** Start ENTRIES PROVIDED **
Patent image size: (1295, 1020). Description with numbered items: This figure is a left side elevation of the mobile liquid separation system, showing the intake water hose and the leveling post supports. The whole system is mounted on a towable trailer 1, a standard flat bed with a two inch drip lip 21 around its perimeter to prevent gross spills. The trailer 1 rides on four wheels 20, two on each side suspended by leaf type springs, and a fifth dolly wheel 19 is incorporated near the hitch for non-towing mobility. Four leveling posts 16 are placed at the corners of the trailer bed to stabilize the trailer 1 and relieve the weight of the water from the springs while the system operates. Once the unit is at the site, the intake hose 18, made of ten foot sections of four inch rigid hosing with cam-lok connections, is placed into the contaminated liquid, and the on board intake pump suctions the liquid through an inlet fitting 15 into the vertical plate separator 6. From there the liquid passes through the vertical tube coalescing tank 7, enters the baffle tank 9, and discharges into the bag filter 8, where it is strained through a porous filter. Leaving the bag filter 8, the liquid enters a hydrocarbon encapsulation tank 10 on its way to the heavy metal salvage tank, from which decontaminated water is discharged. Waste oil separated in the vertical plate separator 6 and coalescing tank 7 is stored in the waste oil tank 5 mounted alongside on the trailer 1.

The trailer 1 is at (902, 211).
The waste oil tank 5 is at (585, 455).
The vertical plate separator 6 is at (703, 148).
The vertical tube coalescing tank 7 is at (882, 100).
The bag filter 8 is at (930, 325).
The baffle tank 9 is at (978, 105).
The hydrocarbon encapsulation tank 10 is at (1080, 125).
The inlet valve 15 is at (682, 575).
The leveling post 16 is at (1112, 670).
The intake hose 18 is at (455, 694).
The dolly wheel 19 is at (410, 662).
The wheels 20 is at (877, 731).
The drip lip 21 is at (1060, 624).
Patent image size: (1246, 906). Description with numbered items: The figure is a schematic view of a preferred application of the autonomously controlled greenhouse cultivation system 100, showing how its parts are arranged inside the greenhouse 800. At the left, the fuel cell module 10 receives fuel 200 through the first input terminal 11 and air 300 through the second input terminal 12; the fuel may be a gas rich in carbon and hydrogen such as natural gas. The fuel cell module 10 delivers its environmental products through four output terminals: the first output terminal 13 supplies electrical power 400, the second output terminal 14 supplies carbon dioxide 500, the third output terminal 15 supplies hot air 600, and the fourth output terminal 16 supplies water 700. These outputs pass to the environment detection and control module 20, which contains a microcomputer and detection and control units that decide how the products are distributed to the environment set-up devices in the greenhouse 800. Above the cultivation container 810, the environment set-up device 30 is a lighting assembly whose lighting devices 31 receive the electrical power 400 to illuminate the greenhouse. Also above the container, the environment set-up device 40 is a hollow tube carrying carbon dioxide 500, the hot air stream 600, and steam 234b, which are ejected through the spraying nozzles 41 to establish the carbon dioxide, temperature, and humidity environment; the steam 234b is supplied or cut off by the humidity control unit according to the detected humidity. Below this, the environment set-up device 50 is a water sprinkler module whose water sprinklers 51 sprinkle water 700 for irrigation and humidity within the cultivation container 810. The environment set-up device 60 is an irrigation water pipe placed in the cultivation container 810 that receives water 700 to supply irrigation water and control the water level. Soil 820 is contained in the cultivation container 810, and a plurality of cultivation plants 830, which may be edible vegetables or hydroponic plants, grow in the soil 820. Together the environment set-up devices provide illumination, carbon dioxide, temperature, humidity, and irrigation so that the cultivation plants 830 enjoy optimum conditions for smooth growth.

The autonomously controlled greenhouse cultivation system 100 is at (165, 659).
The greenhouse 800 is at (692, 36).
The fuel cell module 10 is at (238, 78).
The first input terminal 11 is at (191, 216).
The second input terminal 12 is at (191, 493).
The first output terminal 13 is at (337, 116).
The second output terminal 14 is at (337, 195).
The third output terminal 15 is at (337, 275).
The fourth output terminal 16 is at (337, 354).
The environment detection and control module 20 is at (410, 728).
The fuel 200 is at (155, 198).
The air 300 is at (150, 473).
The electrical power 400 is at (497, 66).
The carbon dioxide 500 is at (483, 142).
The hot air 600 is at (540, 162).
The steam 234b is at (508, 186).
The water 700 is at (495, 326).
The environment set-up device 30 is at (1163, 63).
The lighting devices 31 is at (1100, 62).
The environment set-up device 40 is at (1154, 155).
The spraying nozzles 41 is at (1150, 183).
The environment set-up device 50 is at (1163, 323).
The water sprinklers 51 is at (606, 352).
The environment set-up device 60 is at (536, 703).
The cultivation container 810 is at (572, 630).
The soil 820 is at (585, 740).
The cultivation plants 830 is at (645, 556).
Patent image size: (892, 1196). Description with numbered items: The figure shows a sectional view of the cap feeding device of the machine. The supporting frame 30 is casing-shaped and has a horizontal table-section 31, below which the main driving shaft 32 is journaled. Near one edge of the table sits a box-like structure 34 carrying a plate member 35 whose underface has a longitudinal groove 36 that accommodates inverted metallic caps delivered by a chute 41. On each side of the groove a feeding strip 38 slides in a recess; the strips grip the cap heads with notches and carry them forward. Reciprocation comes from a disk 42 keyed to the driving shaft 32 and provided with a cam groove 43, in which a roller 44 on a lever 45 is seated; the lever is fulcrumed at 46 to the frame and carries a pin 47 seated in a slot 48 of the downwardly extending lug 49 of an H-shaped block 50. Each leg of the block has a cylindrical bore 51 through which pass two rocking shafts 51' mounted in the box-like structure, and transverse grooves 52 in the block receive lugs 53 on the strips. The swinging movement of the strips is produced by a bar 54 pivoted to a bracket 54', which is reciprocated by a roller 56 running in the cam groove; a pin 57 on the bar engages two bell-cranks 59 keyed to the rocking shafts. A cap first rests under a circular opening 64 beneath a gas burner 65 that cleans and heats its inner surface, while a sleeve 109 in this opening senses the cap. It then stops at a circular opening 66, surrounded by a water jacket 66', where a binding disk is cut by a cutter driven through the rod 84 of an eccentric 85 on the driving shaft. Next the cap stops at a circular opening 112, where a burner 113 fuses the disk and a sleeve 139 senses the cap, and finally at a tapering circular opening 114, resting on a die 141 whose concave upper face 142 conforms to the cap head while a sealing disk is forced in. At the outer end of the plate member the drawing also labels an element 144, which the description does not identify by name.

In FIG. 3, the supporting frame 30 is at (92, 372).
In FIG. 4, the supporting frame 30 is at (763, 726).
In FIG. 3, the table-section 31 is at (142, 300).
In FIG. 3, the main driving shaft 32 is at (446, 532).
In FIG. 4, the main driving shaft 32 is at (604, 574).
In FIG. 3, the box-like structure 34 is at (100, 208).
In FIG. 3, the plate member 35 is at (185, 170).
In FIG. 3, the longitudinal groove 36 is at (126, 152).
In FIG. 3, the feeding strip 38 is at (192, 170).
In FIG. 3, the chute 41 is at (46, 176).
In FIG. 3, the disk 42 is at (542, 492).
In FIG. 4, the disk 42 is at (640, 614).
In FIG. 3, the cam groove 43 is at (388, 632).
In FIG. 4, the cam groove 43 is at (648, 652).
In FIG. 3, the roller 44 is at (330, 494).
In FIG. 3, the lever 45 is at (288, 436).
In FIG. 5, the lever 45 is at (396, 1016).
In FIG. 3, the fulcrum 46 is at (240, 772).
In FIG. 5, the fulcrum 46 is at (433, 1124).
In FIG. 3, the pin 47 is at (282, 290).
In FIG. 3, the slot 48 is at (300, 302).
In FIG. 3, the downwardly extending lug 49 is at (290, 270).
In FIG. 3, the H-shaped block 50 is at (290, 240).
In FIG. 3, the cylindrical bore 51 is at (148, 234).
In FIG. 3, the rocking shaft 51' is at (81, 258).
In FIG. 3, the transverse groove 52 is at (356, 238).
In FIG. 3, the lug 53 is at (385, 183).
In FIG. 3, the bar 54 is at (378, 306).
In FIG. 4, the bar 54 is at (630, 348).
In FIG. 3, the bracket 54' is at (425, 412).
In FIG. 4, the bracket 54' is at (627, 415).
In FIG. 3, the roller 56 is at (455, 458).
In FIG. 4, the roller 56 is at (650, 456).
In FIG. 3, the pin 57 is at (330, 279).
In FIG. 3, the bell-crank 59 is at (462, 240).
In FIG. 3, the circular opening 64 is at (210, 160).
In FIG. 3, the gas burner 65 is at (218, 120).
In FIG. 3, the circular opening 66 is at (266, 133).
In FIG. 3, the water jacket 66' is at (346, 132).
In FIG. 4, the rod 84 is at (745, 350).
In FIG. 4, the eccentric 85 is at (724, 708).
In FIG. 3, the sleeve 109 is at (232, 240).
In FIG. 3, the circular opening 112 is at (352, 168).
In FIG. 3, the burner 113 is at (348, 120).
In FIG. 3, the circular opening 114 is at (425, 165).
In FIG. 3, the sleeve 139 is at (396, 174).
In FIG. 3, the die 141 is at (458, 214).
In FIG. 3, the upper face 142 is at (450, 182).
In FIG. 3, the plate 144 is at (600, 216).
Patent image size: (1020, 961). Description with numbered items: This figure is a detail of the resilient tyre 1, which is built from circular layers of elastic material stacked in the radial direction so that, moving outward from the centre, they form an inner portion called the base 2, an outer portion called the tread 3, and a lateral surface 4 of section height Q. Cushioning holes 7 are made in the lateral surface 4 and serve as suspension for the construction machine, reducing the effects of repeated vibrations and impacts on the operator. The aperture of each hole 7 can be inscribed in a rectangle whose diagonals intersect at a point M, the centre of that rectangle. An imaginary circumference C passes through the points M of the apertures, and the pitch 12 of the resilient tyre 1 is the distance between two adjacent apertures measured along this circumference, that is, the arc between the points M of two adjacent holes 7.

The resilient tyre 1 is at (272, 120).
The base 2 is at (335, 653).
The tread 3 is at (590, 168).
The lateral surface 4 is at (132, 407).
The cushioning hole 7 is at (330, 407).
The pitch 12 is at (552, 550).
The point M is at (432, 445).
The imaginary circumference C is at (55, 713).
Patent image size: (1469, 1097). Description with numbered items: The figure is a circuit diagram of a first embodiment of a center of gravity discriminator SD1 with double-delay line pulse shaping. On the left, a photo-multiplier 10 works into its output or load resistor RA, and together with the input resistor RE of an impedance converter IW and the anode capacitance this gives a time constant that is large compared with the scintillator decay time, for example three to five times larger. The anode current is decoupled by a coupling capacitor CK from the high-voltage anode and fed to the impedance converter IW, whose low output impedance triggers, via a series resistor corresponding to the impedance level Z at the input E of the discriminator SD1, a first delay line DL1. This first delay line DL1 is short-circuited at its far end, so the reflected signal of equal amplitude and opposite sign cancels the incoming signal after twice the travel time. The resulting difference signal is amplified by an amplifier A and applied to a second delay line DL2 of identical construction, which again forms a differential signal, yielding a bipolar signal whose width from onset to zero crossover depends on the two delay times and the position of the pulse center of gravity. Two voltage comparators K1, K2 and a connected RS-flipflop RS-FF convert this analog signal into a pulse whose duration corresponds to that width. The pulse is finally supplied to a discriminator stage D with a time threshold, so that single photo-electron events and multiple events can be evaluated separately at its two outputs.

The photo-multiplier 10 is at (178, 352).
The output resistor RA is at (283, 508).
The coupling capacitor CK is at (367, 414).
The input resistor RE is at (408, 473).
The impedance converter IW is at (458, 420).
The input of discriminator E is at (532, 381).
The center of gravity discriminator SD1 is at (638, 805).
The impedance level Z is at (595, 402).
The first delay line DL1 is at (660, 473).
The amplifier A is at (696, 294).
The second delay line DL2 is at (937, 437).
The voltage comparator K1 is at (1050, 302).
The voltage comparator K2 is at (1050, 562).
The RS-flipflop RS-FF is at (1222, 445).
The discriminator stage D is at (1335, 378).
** End ENTRIES PROVIDED **
Could you extract, word for word, the stretch of the listing above from its very start through the line containing "The waste oil tank 5 is at (585, 455).", including that line?

Patent image size: (1295, 1020). Description with numbered items: This figure is a left side elevation of the mobile liquid separation system, showing the intake water hose and the leveling post supports. The whole system is mounted on a towable trailer 1, a standard flat bed with a two inch drip lip 21 around its perimeter to prevent gross spills. The trailer 1 rides on four wheels 20, two on each side suspended by leaf type springs, and a fifth dolly wheel 19 is incorporated near the hitch for non-towing mobility. Four leveling posts 16 are placed at the corners of the trailer bed to stabilize the trailer 1 and relieve the weight of the water from the springs while the system operates. Once the unit is at the site, the intake hose 18, made of ten foot sections of four inch rigid hosing with cam-lok connections, is placed into the contaminated liquid, and the on board intake pump suctions the liquid through an inlet fitting 15 into the vertical plate separator 6. From there the liquid passes through the vertical tube coalescing tank 7, enters the baffle tank 9, and discharges into the bag filter 8, where it is strained through a porous filter. Leaving the bag filter 8, the liquid enters a hydrocarbon encapsulation tank 10 on its way to the heavy metal salvage tank, from which decontaminated water is discharged. Waste oil separated in the vertical plate separator 6 and coalescing tank 7 is stored in the waste oil tank 5 mounted alongside on the trailer 1.

The trailer 1 is at (902, 211).
The waste oil tank 5 is at (585, 455).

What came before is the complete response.